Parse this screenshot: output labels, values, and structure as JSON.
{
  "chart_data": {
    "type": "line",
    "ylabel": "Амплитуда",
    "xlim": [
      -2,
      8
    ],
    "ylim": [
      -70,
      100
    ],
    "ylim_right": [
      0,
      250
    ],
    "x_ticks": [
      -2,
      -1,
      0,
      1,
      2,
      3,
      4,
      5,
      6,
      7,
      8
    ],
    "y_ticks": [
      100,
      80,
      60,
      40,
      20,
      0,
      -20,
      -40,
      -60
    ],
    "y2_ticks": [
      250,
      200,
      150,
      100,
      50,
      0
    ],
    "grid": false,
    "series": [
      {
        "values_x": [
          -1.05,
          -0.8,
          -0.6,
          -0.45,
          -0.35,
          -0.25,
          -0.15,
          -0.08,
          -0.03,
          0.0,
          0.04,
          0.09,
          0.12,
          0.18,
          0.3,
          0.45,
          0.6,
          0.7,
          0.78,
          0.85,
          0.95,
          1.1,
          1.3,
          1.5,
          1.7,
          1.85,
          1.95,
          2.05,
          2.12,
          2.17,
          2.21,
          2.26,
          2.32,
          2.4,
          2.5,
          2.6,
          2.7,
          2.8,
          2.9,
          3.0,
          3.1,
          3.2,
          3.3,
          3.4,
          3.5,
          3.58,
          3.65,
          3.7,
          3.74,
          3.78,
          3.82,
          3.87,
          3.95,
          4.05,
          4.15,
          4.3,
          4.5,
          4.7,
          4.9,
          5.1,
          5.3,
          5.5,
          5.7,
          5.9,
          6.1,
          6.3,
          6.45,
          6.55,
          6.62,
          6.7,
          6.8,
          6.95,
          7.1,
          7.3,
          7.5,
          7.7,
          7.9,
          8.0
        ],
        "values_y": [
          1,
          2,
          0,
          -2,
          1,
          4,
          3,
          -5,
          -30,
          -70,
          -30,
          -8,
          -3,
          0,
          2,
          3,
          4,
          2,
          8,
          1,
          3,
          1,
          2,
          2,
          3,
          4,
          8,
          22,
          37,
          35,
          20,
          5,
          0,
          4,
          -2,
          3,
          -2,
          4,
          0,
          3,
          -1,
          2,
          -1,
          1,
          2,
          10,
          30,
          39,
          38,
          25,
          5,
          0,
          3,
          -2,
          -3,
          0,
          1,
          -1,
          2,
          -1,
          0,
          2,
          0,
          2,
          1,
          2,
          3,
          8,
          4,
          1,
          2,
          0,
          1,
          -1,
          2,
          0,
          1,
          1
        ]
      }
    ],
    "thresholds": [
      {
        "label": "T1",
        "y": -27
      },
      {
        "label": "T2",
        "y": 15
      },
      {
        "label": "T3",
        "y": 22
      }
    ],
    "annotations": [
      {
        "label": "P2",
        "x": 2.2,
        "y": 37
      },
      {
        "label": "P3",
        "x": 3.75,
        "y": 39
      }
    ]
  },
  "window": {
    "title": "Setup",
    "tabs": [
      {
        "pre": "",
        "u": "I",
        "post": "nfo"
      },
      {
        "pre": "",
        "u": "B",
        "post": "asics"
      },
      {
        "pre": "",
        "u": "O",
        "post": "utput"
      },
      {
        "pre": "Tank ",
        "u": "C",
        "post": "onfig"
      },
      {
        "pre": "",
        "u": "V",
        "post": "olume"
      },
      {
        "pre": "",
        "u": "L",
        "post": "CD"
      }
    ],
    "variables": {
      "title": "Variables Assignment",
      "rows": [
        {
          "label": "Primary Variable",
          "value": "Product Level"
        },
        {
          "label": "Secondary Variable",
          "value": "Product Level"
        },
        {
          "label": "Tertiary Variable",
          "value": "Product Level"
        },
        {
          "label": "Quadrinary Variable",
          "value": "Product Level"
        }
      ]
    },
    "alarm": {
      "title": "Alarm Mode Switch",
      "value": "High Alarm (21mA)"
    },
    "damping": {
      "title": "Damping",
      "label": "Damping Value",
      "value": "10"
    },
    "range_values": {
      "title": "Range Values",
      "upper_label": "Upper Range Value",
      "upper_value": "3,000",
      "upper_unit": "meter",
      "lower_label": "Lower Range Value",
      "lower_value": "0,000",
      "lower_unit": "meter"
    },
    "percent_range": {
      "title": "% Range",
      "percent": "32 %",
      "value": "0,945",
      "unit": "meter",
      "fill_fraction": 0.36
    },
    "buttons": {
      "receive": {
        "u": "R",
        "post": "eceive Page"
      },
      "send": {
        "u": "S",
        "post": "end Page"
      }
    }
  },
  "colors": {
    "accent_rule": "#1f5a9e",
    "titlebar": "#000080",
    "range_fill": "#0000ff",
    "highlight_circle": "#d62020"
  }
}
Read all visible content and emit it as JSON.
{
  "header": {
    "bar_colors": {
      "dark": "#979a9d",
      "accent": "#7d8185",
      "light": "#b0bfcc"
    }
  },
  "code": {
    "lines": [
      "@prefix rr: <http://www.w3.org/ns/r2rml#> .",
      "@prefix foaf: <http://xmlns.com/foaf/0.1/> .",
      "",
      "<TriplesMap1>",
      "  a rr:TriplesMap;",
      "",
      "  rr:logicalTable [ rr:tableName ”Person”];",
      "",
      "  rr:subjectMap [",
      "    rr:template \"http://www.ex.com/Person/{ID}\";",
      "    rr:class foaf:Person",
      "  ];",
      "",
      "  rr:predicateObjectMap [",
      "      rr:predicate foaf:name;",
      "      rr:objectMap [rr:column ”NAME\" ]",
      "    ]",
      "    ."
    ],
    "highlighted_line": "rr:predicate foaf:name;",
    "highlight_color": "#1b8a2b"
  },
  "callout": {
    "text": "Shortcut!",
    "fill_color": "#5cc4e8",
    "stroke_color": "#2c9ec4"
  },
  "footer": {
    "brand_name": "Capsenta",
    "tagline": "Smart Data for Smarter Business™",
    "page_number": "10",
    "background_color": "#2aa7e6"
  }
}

┄┄┄┄┄┄┄┄┄┄

_Exercise details_
Copy all of the data exactly.

_The solution_
Parse this screenshot: output labels, values, and structure as JSON.
{
  "chart_data": {
    "type": "line",
    "ylabel": "Амплитуда",
    "xlim": [
      -2,
      8
    ],
    "ylim": [
      -70,
      100
    ],
    "ylim_right": [
      0,
      250
    ],
    "x_ticks": [
      -2,
      -1,
      0,
      1,
      2,
      3,
      4,
      5,
      6,
      7,
      8
    ],
    "y_ticks": [
      100,
      80,
      60,
      40,
      20,
      0,
      -20,
      -40,
      -60
    ],
    "y2_ticks": [
      250,
      200,
      150,
      100,
      50,
      0
    ],
    "grid": false,
    "series": [
      {
        "values_x": [
          -1.05,
          -0.8,
          -0.6,
          -0.45,
          -0.35,
          -0.25,
          -0.15,
          -0.08,
          -0.03,
          0.0,
          0.04,
          0.09,
          0.12,
          0.18,
          0.3,
          0.45,
          0.6,
          0.7,
          0.78,
          0.85,
          0.95,
          1.1,
          1.3,
          1.5,
          1.7,
          1.85,
          1.95,
          2.05,
          2.12,
          2.17,
          2.21,
          2.26,
          2.32,
          2.4,
          2.5,
          2.6,
          2.7,
          2.8,
          2.9,
          3.0,
          3.1,
          3.2,
          3.3,
          3.4,
          3.5,
          3.58,
          3.65,
          3.7,
          3.74,
          3.78,
          3.82,
          3.87,
          3.95,
          4.05,
          4.15,
          4.3,
          4.5,
          4.7,
          4.9,
          5.1,
          5.3,
          5.5,
          5.7,
          5.9,
          6.1,
          6.3,
          6.45,
          6.55,
          6.62,
          6.7,
          6.8,
          6.95,
          7.1,
          7.3,
          7.5,
          7.7,
          7.9,
          8.0
        ],
        "values_y": [
          1,
          2,
          0,
          -2,
          1,
          4,
          3,
          -5,
          -30,
          -70,
          -30,
          -8,
          -3,
          0,
          2,
          3,
          4,
          2,
          8,
          1,
          3,
          1,
          2,
          2,
          3,
          4,
          8,
          22,
          37,
          35,
          20,
          5,
          0,
          4,
          -2,
          3,
          -2,
          4,
          0,
          3,
          -1,
          2,
          -1,
          1,
          2,
          10,
          30,
          39,
          38,
          25,
          5,
          0,
          3,
          -2,
          -3,
          0,
          1,
          -1,
          2,
          -1,
          0,
          2,
          0,
          2,
          1,
          2,
          3,
          8,
          4,
          1,
          2,
          0,
          1,
          -1,
          2,
          0,
          1,
          1
        ]
      }
    ],
    "thresholds": [
      {
        "label": "T1",
        "y": -27
      },
      {
        "label": "T2",
        "y": 15
      },
      {
        "label": "T3",
        "y": 22
      }
    ],
    "annotations": [
      {
        "label": "P2",
        "x": 2.2,
        "y": 37
      },
      {
        "label": "P3",
        "x": 3.75,
        "y": 39
      }
    ]
  },
  "window": {
    "title": "Setup",
    "tabs": [
      {
        "pre": "",
        "u": "I",
        "post": "nfo"
      },
      {
        "pre": "",
        "u": "B",
        "post": "asics"
      },
      {
        "pre": "",
        "u": "O",
        "post": "utput"
      },
      {
        "pre": "Tank ",
        "u": "C",
        "post": "onfig"
      },
      {
        "pre": "",
        "u": "V",
        "post": "olume"
      },
      {
        "pre": "",
        "u": "L",
        "post": "CD"
      }
    ],
    "variables": {
      "title": "Variables Assignment",
      "rows": [
        {
          "label": "Primary Variable",
          "value": "Product Level"
        },
        {
          "label": "Secondary Variable",
          "value": "Product Level"
        },
        {
          "label": "Tertiary Variable",
          "value": "Product Level"
        },
        {
          "label": "Quadrinary Variable",
          "value": "Product Level"
        }
      ]
    },
    "alarm": {
      "title": "Alarm Mode Switch",
      "value": "High Alarm (21mA)"
    },
    "damping": {
      "title": "Damping",
      "label": "Damping Value",
      "value": "10"
    },
    "range_values": {
      "title": "Range Values",
      "upper_label": "Upper Range Value",
      "upper_value": "3,000",
      "upper_unit": "meter",
      "lower_label": "Lower Range Value",
      "lower_value": "0,000",
      "lower_unit": "meter"
    },
    "percent_range": {
      "title": "% Range",
      "percent": "32 %",
      "value": "0,945",
      "unit": "meter",
      "fill_fraction": 0.36
    },
    "buttons": {
      "receive": {
        "u": "R",
        "post": "eceive Page"
      },
      "send": {
        "u": "S",
        "post": "end Page"
      }
    }
  },
  "colors": {
    "accent_rule": "#1f5a9e",
    "titlebar": "#000080",
    "range_fill": "#0000ff",
    "highlight_circle": "#d62020"
  }
}
Read all visible content and emit it as JSON.
{
  "header": {
    "bar_colors": {
      "dark": "#979a9d",
      "accent": "#7d8185",
      "light": "#b0bfcc"
    }
  },
  "code": {
    "lines": [
      "@prefix rr: <http://www.w3.org/ns/r2rml#> .",
      "@prefix foaf: <http://xmlns.com/foaf/0.1/> .",
      "",
      "<TriplesMap1>",
      "  a rr:TriplesMap;",
      "",
      "  rr:logicalTable [ rr:tableName ”Person”];",
      "",
      "  rr:subjectMap [",
      "    rr:template \"http://www.ex.com/Person/{ID}\";",
      "    rr:class foaf:Person",
      "  ];",
      "",
      "  rr:predicateObjectMap [",
      "      rr:predicate foaf:name;",
      "      rr:objectMap [rr:column ”NAME\" ]",
      "    ]",
      "    ."
    ],
    "highlighted_line": "rr:predicate foaf:name;",
    "highlight_color": "#1b8a2b"
  },
  "callout": {
    "text": "Shortcut!",
    "fill_color": "#5cc4e8",
    "stroke_color": "#2c9ec4"
  },
  "footer": {
    "brand_name": "Capsenta",
    "tagline": "Smart Data for Smarter Business™",
    "page_number": "10",
    "background_color": "#2aa7e6"
  }
}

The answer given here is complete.